### UIT TE VOEREN
1) Waar hebben de politieambtenaren volgens het fragment over de politiecontroles hun bevindingen vastgelegd?
2) Zet de alinea die begint met "Vrijwillige politieambtenaren werken evenals" uit het fragment over de politiecontroles om in een korte opsomming met de belangrijkste feiten.
3) Herhaal woord voor woord het deel van het fragment dat opent met de woorden waarin "3. Hiervoor, onder" staat en sluit met "zouden kunnen doorstaan.".

### AANGELEVERD FRAGMENT
· · · · · · ·

2. De korpsbeheerder deelde in reactie op deze klachten onder meer het volgende mee.

Het korps IJsselland schakelt vrijwillige politieambtenaren in bij bijvoorbeeld grootschalige evenementen, dan wel indien bepaalde reguliere taken in het gedrang dreigen te komen door tijdelijke onderbezetting. In het laatste geval zijn dit wel taken die zich lenen voor uitvoering door de vrijwillige politie (vgl. Achtergrond, onder 7.). Volgens de korpsbeheerder was in de onderhavige situatie sprake van een dergelijke taak. Aangezien geen sprake was van opsporing is geen overleg gevoerd met de officier van justitie.

Vrijwillige politieambtenaren werken evenals reguliere politieambtenaren zowel in burger als in uniform. Bij de controles op Q is uit tactisch oogpunt ook opgetreden in burger. Naar het oordeel van de korpsbeheerder mochten de vrijwillige politieambtenaren zich daarbij laten assisteren door een deskundige, in casu een door de gemeente aangewezen medewerker van uitzendbureau X (vgl. artikel 5:15, derde lid Awb in Achtergrond, onder 6.). Bij de betreffende controles na zonsondergang heeft de politie niet met een zaklamp in woningen geschenen en in brievenbussen en vuilniszakken gekeken. De politie heeft wel met een zaklamp langs de woningen geschenen, onder meer ter controle van het huisnummer. De politieambtenaren hebben van de verrichtte controles geen proces-verbaal opgemaakt. Zij hebben hun bevindingen wel vastgelegd in het bedrijfsprocessensysteem.

Ten slotte deelde de korpsbeheerder mee dat bij het uitvoeren van controles altijd keuzes worden gemaakt over welk persoon, welk object of welk gebied onderwerp van controle is. Dit is gebruikelijk en geheel geoorloofd. Wanneer controle wordt uitgevoerd op permanente bewoning van recreatieverblijven ligt het voor de hand die woningen te controleren waarvan het vermoeden bestaat dat deze permanent worden bewoond, aldus de korpsbeheerder.

Beoordeling

3. Hiervoor, onder I.4., is overwogen dat de onderzochte gedraging op het punt van het uitvoeren van de controles door de politie niet behoorlijk is. Dit brengt mee dat het optreden dat rechtstreeks betrekking heeft op de wijze waarop de controles zijn uitgevoerd eveneens moet worden aangemerkt als niet behoorlijk. De Nationale ombudsman komt daarom niet toe aan het geven van een zelfstandig behoorlijkheidsoordeel ten aanzien van de hiervoor, onder II.1., genoemde klachten. Gelet op de zeer nauwe samenhang tussen deze klachten en de onder I. beoordeelde gedraging, acht de Nationale ombudsman het niet geïndiceerd om na te gaan of zij, wanneer zij op zichzelf worden bezien, de toets der kritiek zouden kunnen doorstaan.

III. Ten aanzien van het niet legitimeren

Bevindingen

1. Ten slotte klaagt verzoeker erover dat een met naam genoemde vrijwillige politieambtenaar van het regionale politiekorps IJsselland zich desgevraagd niet kon legitimeren terwijl hij op 26 oktober 2000 een controle uitvoerde op Q.

· · · · · · ·

### GEGEVEN REGELS
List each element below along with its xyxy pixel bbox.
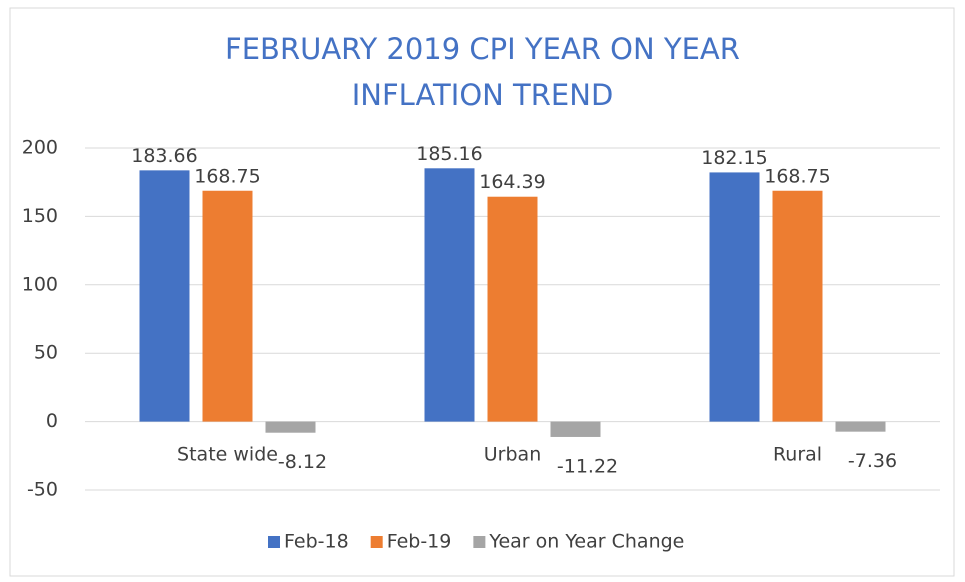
x-tick-label: Urban bbox=[484, 444, 541, 466]
x-tick-label: State wide bbox=[177, 444, 278, 466]
data-label: -8.12 bbox=[278, 451, 327, 473]
data-label: 183.66 bbox=[131, 145, 197, 167]
y-tick-label: -50 bbox=[27, 479, 58, 501]
data-label: 168.75 bbox=[764, 165, 830, 187]
bar bbox=[265, 421, 316, 433]
legend-label: Feb-18 bbox=[284, 531, 349, 553]
y-tick-label: 150 bbox=[22, 205, 58, 227]
bar bbox=[709, 172, 760, 422]
y-tick-label: 200 bbox=[22, 137, 58, 159]
bar bbox=[835, 421, 886, 432]
legend-swatch bbox=[370, 536, 383, 548]
data-label: 185.16 bbox=[416, 143, 482, 165]
bar bbox=[550, 421, 601, 437]
legend-swatch bbox=[473, 536, 486, 548]
data-label: 164.39 bbox=[479, 171, 545, 193]
y-tick-label: 50 bbox=[34, 342, 58, 364]
data-label: 182.15 bbox=[701, 147, 767, 169]
y-tick-label: 100 bbox=[22, 273, 58, 295]
bar bbox=[202, 190, 253, 422]
legend-label: Feb-19 bbox=[387, 531, 452, 553]
bar bbox=[139, 170, 190, 422]
bar bbox=[487, 196, 538, 422]
data-label: 168.75 bbox=[194, 165, 260, 187]
y-tick-label: 0 bbox=[46, 410, 58, 432]
bar bbox=[772, 190, 823, 422]
data-label: -7.36 bbox=[848, 450, 897, 472]
legend-swatch bbox=[268, 536, 280, 548]
data-label: -11.22 bbox=[557, 455, 618, 477]
bar bbox=[424, 168, 475, 422]
legend-label: Year on Year Change bbox=[488, 531, 684, 553]
x-tick-label: Rural bbox=[773, 444, 822, 466]
chart-title: FEBRUARY 2019 CPI YEAR ON YEAR INFLATION… bbox=[225, 32, 740, 112]
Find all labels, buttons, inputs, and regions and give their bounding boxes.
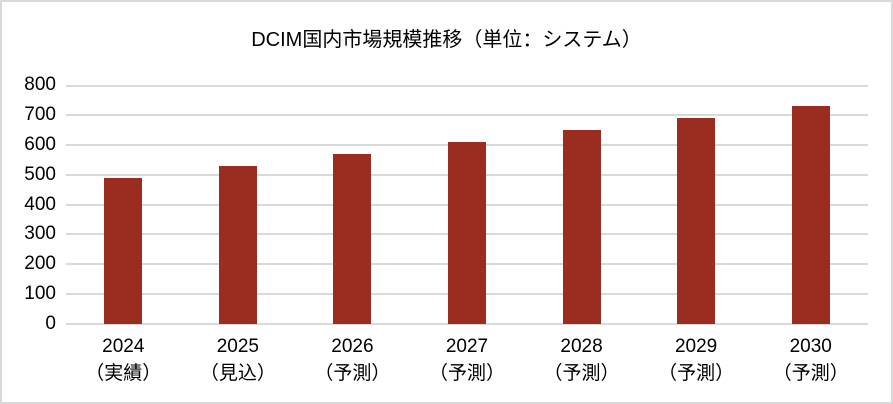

· · · · · · ·

### RESULTATEN PER OPDRACHT
1) In het bedrijfsprocessensysteem.

2)
- Vrijwillige politieambtenaren werken net als reguliere politieambtenaren in burger en in uniform. Bij de controles op Q is uit tactisch oogpunt ook in burger opgetreden.
- Volgens de korpsbeheerder mochten zij zich laten assisteren door een deskundige, in dit geval een door de gemeente aangewezen medewerker van uitzendbureau X.
- Na zonsondergang heeft de politie niet met een zaklamp in woningen geschenen en niet in brievenbussen en vuilniszakken gekeken. Wel heeft de politie met een zaklamp langs de woningen geschenen, onder meer om het huisnummer te controleren.
- Van de controles is geen proces-verbaal opgemaakt. De bevindingen zijn wel vastgelegd in het bedrijfsprocessensysteem.

3)
3. Hiervoor, onder I.4., is overwogen dat de onderzochte gedraging op het punt van het uitvoeren van de controles door de politie niet behoorlijk is. Dit brengt mee dat het optreden dat rechtstreeks betrekking heeft op de wijze waarop de controles zijn uitgevoerd eveneens moet worden aangemerkt als niet behoorlijk. De Nationale ombudsman komt daarom niet toe aan het geven van een zelfstandig behoorlijkheidsoordeel ten aanzien van de hiervoor, onder II.1., genoemde klachten. Gelet op de zeer nauwe samenhang tussen deze klachten en de onder I. beoordeelde gedraging, acht de Nationale ombudsman het niet geïndiceerd om na te gaan of zij, wanneer zij op zichzelf worden bezien, de toets der kritiek zouden kunnen doorstaan.